'''

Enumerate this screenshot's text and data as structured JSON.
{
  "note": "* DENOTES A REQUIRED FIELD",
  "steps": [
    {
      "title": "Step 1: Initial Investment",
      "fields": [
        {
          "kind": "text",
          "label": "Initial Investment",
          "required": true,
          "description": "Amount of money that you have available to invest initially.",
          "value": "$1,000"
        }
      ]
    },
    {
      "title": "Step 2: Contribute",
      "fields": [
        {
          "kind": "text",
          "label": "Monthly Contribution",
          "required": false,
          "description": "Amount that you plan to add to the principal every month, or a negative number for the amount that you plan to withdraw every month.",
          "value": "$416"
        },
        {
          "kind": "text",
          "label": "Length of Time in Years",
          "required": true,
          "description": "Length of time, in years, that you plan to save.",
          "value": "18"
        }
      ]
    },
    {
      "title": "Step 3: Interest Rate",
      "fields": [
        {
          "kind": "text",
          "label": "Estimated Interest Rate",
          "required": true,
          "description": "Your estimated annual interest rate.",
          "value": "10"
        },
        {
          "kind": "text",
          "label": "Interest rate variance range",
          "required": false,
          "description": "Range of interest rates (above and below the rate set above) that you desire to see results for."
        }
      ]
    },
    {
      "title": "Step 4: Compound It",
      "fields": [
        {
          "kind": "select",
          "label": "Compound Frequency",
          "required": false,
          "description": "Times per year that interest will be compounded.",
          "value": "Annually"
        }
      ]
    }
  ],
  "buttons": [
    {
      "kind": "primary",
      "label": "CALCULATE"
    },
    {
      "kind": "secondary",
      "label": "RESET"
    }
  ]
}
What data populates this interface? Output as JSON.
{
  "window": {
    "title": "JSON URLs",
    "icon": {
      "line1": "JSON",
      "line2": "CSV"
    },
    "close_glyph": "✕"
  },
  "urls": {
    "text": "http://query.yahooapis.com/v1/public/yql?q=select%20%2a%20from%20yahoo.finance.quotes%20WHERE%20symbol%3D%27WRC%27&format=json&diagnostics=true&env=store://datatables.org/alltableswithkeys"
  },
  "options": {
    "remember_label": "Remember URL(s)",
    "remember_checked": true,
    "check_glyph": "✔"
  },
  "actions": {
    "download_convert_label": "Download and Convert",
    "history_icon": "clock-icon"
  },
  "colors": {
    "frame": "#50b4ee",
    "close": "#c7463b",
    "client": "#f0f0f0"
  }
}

'''

- **The task**:
Write the material out again in its entirety, exactly as shown.

- **Solution to this task**:
Enumerate this screenshot's text and data as structured JSON.
{
  "note": "* DENOTES A REQUIRED FIELD",
  "steps": [
    {
      "title": "Step 1: Initial Investment",
      "fields": [
        {
          "kind": "text",
          "label": "Initial Investment",
          "required": true,
          "description": "Amount of money that you have available to invest initially.",
          "value": "$1,000"
        }
      ]
    },
    {
      "title": "Step 2: Contribute",
      "fields": [
        {
          "kind": "text",
          "label": "Monthly Contribution",
          "required": false,
          "description": "Amount that you plan to add to the principal every month, or a negative number for the amount that you plan to withdraw every month.",
          "value": "$416"
        },
        {
          "kind": "text",
          "label": "Length of Time in Years",
          "required": true,
          "description": "Length of time, in years, that you plan to save.",
          "value": "18"
        }
      ]
    },
    {
      "title": "Step 3: Interest Rate",
      "fields": [
        {
          "kind": "text",
          "label": "Estimated Interest Rate",
          "required": true,
          "description": "Your estimated annual interest rate.",
          "value": "10"
        },
        {
          "kind": "text",
          "label": "Interest rate variance range",
          "required": false,
          "description": "Range of interest rates (above and below the rate set above) that you desire to see results for."
        }
      ]
    },
    {
      "title": "Step 4: Compound It",
      "fields": [
        {
          "kind": "select",
          "label": "Compound Frequency",
          "required": false,
          "description": "Times per year that interest will be compounded.",
          "value": "Annually"
        }
      ]
    }
  ],
  "buttons": [
    {
      "kind": "primary",
      "label": "CALCULATE"
    },
    {
      "kind": "secondary",
      "label": "RESET"
    }
  ]
}
What data populates this interface? Output as JSON.
{
  "window": {
    "title": "JSON URLs",
    "icon": {
      "line1": "JSON",
      "line2": "CSV"
    },
    "close_glyph": "✕"
  },
  "urls": {
    "text": "http://query.yahooapis.com/v1/public/yql?q=select%20%2a%20from%20yahoo.finance.quotes%20WHERE%20symbol%3D%27WRC%27&format=json&diagnostics=true&env=store://datatables.org/alltableswithkeys"
  },
  "options": {
    "remember_label": "Remember URL(s)",
    "remember_checked": true,
    "check_glyph": "✔"
  },
  "actions": {
    "download_convert_label": "Download and Convert",
    "history_icon": "clock-icon"
  },
  "colors": {
    "frame": "#50b4ee",
    "close": "#c7463b",
    "client": "#f0f0f0"
  }
}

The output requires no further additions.